▸ **Records for this exercise**
↓

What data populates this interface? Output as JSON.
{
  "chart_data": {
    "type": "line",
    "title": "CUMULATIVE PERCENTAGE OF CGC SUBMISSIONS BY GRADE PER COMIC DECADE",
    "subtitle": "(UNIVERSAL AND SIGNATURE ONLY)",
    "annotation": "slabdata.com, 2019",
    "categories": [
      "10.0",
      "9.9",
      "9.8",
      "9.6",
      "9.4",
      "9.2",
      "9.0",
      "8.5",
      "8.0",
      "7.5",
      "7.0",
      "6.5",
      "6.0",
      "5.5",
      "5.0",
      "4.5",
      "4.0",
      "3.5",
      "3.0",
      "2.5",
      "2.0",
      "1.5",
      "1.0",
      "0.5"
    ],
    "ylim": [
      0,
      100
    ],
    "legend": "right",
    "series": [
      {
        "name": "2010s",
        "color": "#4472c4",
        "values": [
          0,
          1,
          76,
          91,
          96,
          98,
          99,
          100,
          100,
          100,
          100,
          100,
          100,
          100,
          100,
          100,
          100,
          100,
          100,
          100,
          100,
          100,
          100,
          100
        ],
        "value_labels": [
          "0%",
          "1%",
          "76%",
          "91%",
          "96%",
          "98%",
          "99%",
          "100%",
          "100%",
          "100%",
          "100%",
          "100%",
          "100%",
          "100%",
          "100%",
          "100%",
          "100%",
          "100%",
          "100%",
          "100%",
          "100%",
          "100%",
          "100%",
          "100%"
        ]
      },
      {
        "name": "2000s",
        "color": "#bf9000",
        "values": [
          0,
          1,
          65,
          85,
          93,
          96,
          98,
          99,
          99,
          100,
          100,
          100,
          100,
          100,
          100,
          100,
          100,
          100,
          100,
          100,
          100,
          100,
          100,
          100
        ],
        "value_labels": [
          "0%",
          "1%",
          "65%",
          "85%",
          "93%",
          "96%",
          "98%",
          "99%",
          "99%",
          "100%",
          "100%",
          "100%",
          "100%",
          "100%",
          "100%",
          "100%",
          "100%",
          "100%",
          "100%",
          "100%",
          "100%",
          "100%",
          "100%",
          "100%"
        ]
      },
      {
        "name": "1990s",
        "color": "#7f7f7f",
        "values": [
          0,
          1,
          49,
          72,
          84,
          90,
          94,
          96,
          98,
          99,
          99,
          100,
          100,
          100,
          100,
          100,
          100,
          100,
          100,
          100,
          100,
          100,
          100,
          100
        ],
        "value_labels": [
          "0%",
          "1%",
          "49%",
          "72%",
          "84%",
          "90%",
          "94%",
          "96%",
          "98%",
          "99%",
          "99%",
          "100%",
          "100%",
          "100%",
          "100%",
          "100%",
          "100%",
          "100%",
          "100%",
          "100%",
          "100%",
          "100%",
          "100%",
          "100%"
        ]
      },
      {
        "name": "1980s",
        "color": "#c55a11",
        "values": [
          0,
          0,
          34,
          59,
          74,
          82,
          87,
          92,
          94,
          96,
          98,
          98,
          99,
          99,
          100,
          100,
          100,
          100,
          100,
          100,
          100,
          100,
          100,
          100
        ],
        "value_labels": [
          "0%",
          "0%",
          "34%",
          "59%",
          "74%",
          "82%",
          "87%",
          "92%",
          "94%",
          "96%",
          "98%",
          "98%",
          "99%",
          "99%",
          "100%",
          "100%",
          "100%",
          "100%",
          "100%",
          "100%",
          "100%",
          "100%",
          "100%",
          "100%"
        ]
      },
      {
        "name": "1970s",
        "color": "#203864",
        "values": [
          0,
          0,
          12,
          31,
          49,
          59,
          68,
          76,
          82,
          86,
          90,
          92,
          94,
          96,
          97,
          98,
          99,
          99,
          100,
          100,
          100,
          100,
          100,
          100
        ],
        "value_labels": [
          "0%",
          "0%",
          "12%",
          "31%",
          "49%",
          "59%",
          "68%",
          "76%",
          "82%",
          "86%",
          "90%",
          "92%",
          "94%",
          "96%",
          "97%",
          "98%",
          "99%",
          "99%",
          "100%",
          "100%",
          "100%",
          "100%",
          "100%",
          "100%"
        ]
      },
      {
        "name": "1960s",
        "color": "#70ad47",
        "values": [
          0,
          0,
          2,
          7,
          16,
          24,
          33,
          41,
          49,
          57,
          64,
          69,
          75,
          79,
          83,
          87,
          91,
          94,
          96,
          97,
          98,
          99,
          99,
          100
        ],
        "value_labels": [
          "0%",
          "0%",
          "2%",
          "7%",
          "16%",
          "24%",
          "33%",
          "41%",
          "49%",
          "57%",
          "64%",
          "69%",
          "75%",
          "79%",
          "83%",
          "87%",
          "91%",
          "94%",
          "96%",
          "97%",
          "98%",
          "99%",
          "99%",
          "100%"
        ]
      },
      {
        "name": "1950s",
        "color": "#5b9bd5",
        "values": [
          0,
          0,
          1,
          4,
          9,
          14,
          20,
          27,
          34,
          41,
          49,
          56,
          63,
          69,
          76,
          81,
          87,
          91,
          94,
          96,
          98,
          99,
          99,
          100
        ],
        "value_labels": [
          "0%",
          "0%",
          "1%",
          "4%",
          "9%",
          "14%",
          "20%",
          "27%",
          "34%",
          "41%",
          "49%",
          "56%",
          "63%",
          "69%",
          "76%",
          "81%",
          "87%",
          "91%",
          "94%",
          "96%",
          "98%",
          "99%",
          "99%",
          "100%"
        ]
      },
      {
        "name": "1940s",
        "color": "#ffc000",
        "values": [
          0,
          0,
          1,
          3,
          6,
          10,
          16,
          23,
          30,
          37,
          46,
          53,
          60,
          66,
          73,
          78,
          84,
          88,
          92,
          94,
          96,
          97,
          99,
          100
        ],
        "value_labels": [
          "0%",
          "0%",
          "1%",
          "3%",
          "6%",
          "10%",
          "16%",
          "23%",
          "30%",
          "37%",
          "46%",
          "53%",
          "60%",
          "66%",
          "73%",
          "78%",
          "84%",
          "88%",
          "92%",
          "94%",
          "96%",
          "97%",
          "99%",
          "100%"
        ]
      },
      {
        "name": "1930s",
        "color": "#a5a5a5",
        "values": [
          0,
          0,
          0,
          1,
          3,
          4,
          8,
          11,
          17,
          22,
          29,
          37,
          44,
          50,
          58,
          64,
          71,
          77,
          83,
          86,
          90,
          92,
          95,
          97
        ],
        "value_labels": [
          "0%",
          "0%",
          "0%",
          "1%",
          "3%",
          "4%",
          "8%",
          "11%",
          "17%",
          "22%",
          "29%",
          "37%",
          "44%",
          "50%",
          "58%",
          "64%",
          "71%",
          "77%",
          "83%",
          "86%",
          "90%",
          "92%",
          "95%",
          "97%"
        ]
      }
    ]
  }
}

↑

▸ **Exercise goal**
From the records above, please extract every line and repeat it exactly.

▸ **Exercise output**
What data populates this interface? Output as JSON.
{
  "chart_data": {
    "type": "line",
    "title": "CUMULATIVE PERCENTAGE OF CGC SUBMISSIONS BY GRADE PER COMIC DECADE",
    "subtitle": "(UNIVERSAL AND SIGNATURE ONLY)",
    "annotation": "slabdata.com, 2019",
    "categories": [
      "10.0",
      "9.9",
      "9.8",
      "9.6",
      "9.4",
      "9.2",
      "9.0",
      "8.5",
      "8.0",
      "7.5",
      "7.0",
      "6.5",
      "6.0",
      "5.5",
      "5.0",
      "4.5",
      "4.0",
      "3.5",
      "3.0",
      "2.5",
      "2.0",
      "1.5",
      "1.0",
      "0.5"
    ],
    "ylim": [
      0,
      100
    ],
    "legend": "right",
    "series": [
      {
        "name": "2010s",
        "color": "#4472c4",
        "values": [
          0,
          1,
          76,
          91,
          96,
          98,
          99,
          100,
          100,
          100,
          100,
          100,
          100,
          100,
          100,
          100,
          100,
          100,
          100,
          100,
          100,
          100,
          100,
          100
        ],
        "value_labels": [
          "0%",
          "1%",
          "76%",
          "91%",
          "96%",
          "98%",
          "99%",
          "100%",
          "100%",
          "100%",
          "100%",
          "100%",
          "100%",
          "100%",
          "100%",
          "100%",
          "100%",
          "100%",
          "100%",
          "100%",
          "100%",
          "100%",
          "100%",
          "100%"
        ]
      },
      {
        "name": "2000s",
        "color": "#bf9000",
        "values": [
          0,
          1,
          65,
          85,
          93,
          96,
          98,
          99,
          99,
          100,
          100,
          100,
          100,
          100,
          100,
          100,
          100,
          100,
          100,
          100,
          100,
          100,
          100,
          100
        ],
        "value_labels": [
          "0%",
          "1%",
          "65%",
          "85%",
          "93%",
          "96%",
          "98%",
          "99%",
          "99%",
          "100%",
          "100%",
          "100%",
          "100%",
          "100%",
          "100%",
          "100%",
          "100%",
          "100%",
          "100%",
          "100%",
          "100%",
          "100%",
          "100%",
          "100%"
        ]
      },
      {
        "name": "1990s",
        "color": "#7f7f7f",
        "values": [
          0,
          1,
          49,
          72,
          84,
          90,
          94,
          96,
          98,
          99,
          99,
          100,
          100,
          100,
          100,
          100,
          100,
          100,
          100,
          100,
          100,
          100,
          100,
          100
        ],
        "value_labels": [
          "0%",
          "1%",
          "49%",
          "72%",
          "84%",
          "90%",
          "94%",
          "96%",
          "98%",
          "99%",
          "99%",
          "100%",
          "100%",
          "100%",
          "100%",
          "100%",
          "100%",
          "100%",
          "100%",
          "100%",
          "100%",
          "100%",
          "100%",
          "100%"
        ]
      },
      {
        "name": "1980s",
        "color": "#c55a11",
        "values": [
          0,
          0,
          34,
          59,
          74,
          82,
          87,
          92,
          94,
          96,
          98,
          98,
          99,
          99,
          100,
          100,
          100,
          100,
          100,
          100,
          100,
          100,
          100,
          100
        ],
        "value_labels": [
          "0%",
          "0%",
          "34%",
          "59%",
          "74%",
          "82%",
          "87%",
          "92%",
          "94%",
          "96%",
          "98%",
          "98%",
          "99%",
          "99%",
          "100%",
          "100%",
          "100%",
          "100%",
          "100%",
          "100%",
          "100%",
          "100%",
          "100%",
          "100%"
        ]
      },
      {
        "name": "1970s",
        "color": "#203864",
        "values": [
          0,
          0,
          12,
          31,
          49,
          59,
          68,
          76,
          82,
          86,
          90,
          92,
          94,
          96,
          97,
          98,
          99,
          99,
          100,
          100,
          100,
          100,
          100,
          100
        ],
        "value_labels": [
          "0%",
          "0%",
          "12%",
          "31%",
          "49%",
          "59%",
          "68%",
          "76%",
          "82%",
          "86%",
          "90%",
          "92%",
          "94%",
          "96%",
          "97%",
          "98%",
          "99%",
          "99%",
          "100%",
          "100%",
          "100%",
          "100%",
          "100%",
          "100%"
        ]
      },
      {
        "name": "1960s",
        "color": "#70ad47",
        "values": [
          0,
          0,
          2,
          7,
          16,
          24,
          33,
          41,
          49,
          57,
          64,
          69,
          75,
          79,
          83,
          87,
          91,
          94,
          96,
          97,
          98,
          99,
          99,
          100
        ],
        "value_labels": [
          "0%",
          "0%",
          "2%",
          "7%",
          "16%",
          "24%",
          "33%",
          "41%",
          "49%",
          "57%",
          "64%",
          "69%",
          "75%",
          "79%",
          "83%",
          "87%",
          "91%",
          "94%",
          "96%",
          "97%",
          "98%",
          "99%",
          "99%",
          "100%"
        ]
      },
      {
        "name": "1950s",
        "color": "#5b9bd5",
        "values": [
          0,
          0,
          1,
          4,
          9,
          14,
          20,
          27,
          34,
          41,
          49,
          56,
          63,
          69,
          76,
          81,
          87,
          91,
          94,
          96,
          98,
          99,
          99,
          100
        ],
        "value_labels": [
          "0%",
          "0%",
          "1%",
          "4%",
          "9%",
          "14%",
          "20%",
          "27%",
          "34%",
          "41%",
          "49%",
          "56%",
          "63%",
          "69%",
          "76%",
          "81%",
          "87%",
          "91%",
          "94%",
          "96%",
          "98%",
          "99%",
          "99%",
          "100%"
        ]
      },
      {
        "name": "1940s",
        "color": "#ffc000",
        "values": [
          0,
          0,
          1,
          3,
          6,
          10,
          16,
          23,
          30,
          37,
          46,
          53,
          60,
          66,
          73,
          78,
          84,
          88,
          92,
          94,
          96,
          97,
          99,
          100
        ],
        "value_labels": [
          "0%",
          "0%",
          "1%",
          "3%",
          "6%",
          "10%",
          "16%",
          "23%",
          "30%",
          "37%",
          "46%",
          "53%",
          "60%",
          "66%",
          "73%",
          "78%",
          "84%",
          "88%",
          "92%",
          "94%",
          "96%",
          "97%",
          "99%",
          "100%"
        ]
      },
      {
        "name": "1930s",
        "color": "#a5a5a5",
        "values": [
          0,
          0,
          0,
          1,
          3,
          4,
          8,
          11,
          17,
          22,
          29,
          37,
          44,
          50,
          58,
          64,
          71,
          77,
          83,
          86,
          90,
          92,
          95,
          97
        ],
        "value_labels": [
          "0%",
          "0%",
          "0%",
          "1%",
          "3%",
          "4%",
          "8%",
          "11%",
          "17%",
          "22%",
          "29%",
          "37%",
          "44%",
          "50%",
          "58%",
          "64%",
          "71%",
          "77%",
          "83%",
          "86%",
          "90%",
          "92%",
          "95%",
          "97%"
        ]
      }
    ]
  }
}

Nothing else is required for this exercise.